Provided records:
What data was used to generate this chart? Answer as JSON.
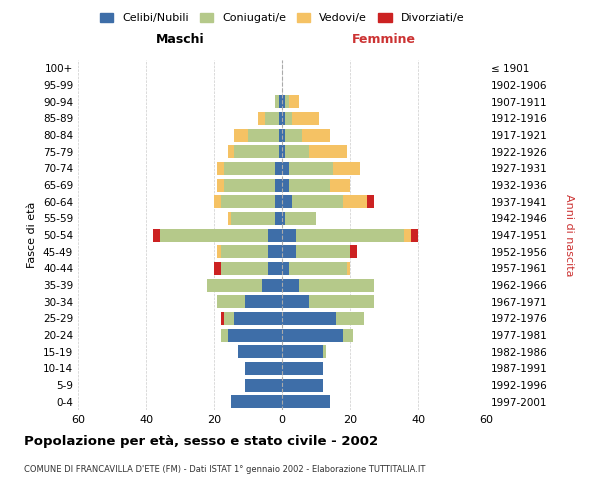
{
  "age_groups": [
    "0-4",
    "5-9",
    "10-14",
    "15-19",
    "20-24",
    "25-29",
    "30-34",
    "35-39",
    "40-44",
    "45-49",
    "50-54",
    "55-59",
    "60-64",
    "65-69",
    "70-74",
    "75-79",
    "80-84",
    "85-89",
    "90-94",
    "95-99",
    "100+"
  ],
  "birth_years": [
    "1997-2001",
    "1992-1996",
    "1987-1991",
    "1982-1986",
    "1977-1981",
    "1972-1976",
    "1967-1971",
    "1962-1966",
    "1957-1961",
    "1952-1956",
    "1947-1951",
    "1942-1946",
    "1937-1941",
    "1932-1936",
    "1927-1931",
    "1922-1926",
    "1917-1921",
    "1912-1916",
    "1907-1911",
    "1902-1906",
    "≤ 1901"
  ],
  "male": {
    "celibe": [
      15,
      11,
      11,
      13,
      16,
      14,
      11,
      6,
      4,
      4,
      4,
      2,
      2,
      2,
      2,
      1,
      1,
      1,
      1,
      0,
      0
    ],
    "coniugato": [
      0,
      0,
      0,
      0,
      2,
      3,
      8,
      16,
      14,
      14,
      32,
      13,
      16,
      15,
      15,
      13,
      9,
      4,
      1,
      0,
      0
    ],
    "vedovo": [
      0,
      0,
      0,
      0,
      0,
      0,
      0,
      0,
      0,
      1,
      0,
      1,
      2,
      2,
      2,
      2,
      4,
      2,
      0,
      0,
      0
    ],
    "divorziato": [
      0,
      0,
      0,
      0,
      0,
      1,
      0,
      0,
      2,
      0,
      2,
      0,
      0,
      0,
      0,
      0,
      0,
      0,
      0,
      0,
      0
    ]
  },
  "female": {
    "nubile": [
      14,
      12,
      12,
      12,
      18,
      16,
      8,
      5,
      2,
      4,
      4,
      1,
      3,
      2,
      2,
      1,
      1,
      1,
      1,
      0,
      0
    ],
    "coniugata": [
      0,
      0,
      0,
      1,
      3,
      8,
      19,
      22,
      17,
      16,
      32,
      9,
      15,
      12,
      13,
      7,
      5,
      2,
      1,
      0,
      0
    ],
    "vedova": [
      0,
      0,
      0,
      0,
      0,
      0,
      0,
      0,
      1,
      0,
      2,
      0,
      7,
      6,
      8,
      11,
      8,
      8,
      3,
      0,
      0
    ],
    "divorziata": [
      0,
      0,
      0,
      0,
      0,
      0,
      0,
      0,
      0,
      2,
      2,
      0,
      2,
      0,
      0,
      0,
      0,
      0,
      0,
      0,
      0
    ]
  },
  "colors": {
    "celibe": "#3e6ea8",
    "coniugato": "#b5c98a",
    "vedovo": "#f5c264",
    "divorziato": "#cc2222"
  },
  "legend_labels": [
    "Celibi/Nubili",
    "Coniugati/e",
    "Vedovi/e",
    "Divorziati/e"
  ],
  "title": "Popolazione per età, sesso e stato civile - 2002",
  "subtitle": "COMUNE DI FRANCAVILLA D'ETE (FM) - Dati ISTAT 1° gennaio 2002 - Elaborazione TUTTITALIA.IT",
  "ylabel_left": "Fasce di età",
  "ylabel_right": "Anni di nascita",
  "xlabel_left": "Maschi",
  "xlabel_right": "Femmine",
  "xlim": [
    -60,
    60
  ],
  "xticks": [
    -60,
    -40,
    -20,
    0,
    20,
    40,
    60
  ],
  "xticklabels": [
    "60",
    "40",
    "20",
    "0",
    "20",
    "40",
    "60"
  ],
  "bg_color": "#ffffff",
  "grid_color": "#cccccc"
}
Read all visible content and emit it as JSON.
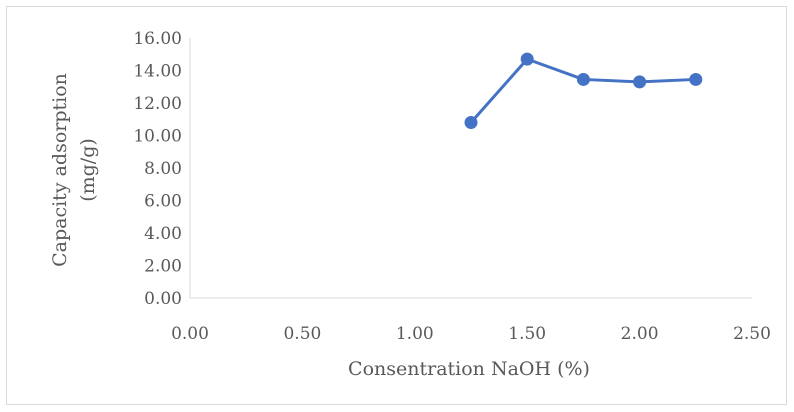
{
  "chart_data": {
    "type": "line",
    "title": "",
    "xlabel": "Consentration NaOH (%)",
    "ylabel_lines": [
      "Capacity adsorption",
      "(mg/g)"
    ],
    "xlim": [
      0,
      2.5
    ],
    "ylim": [
      0,
      16
    ],
    "x_ticks": [
      "0.00",
      "0.50",
      "1.00",
      "1.50",
      "2.00",
      "2.50"
    ],
    "x_tick_values": [
      0,
      0.5,
      1.0,
      1.5,
      2.0,
      2.5
    ],
    "y_ticks": [
      "0.00",
      "2.00",
      "4.00",
      "6.00",
      "8.00",
      "10.00",
      "12.00",
      "14.00",
      "16.00"
    ],
    "y_tick_values": [
      0,
      2,
      4,
      6,
      8,
      10,
      12,
      14,
      16
    ],
    "grid": false,
    "legend": "none",
    "series": [
      {
        "x": [
          1.25,
          1.5,
          1.75,
          2.0,
          2.25
        ],
        "y": [
          10.8,
          14.7,
          13.45,
          13.3,
          13.45
        ],
        "color": "#4472c4"
      }
    ],
    "axis_color": "#d9d9d9",
    "text_color": "#595959"
  }
}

Work required:
Copy each line of the records that contains the word "JSON".

Reply to the task:
What data was used to generate this chart? Answer as JSON.
Read all visible content and emit it as JSON.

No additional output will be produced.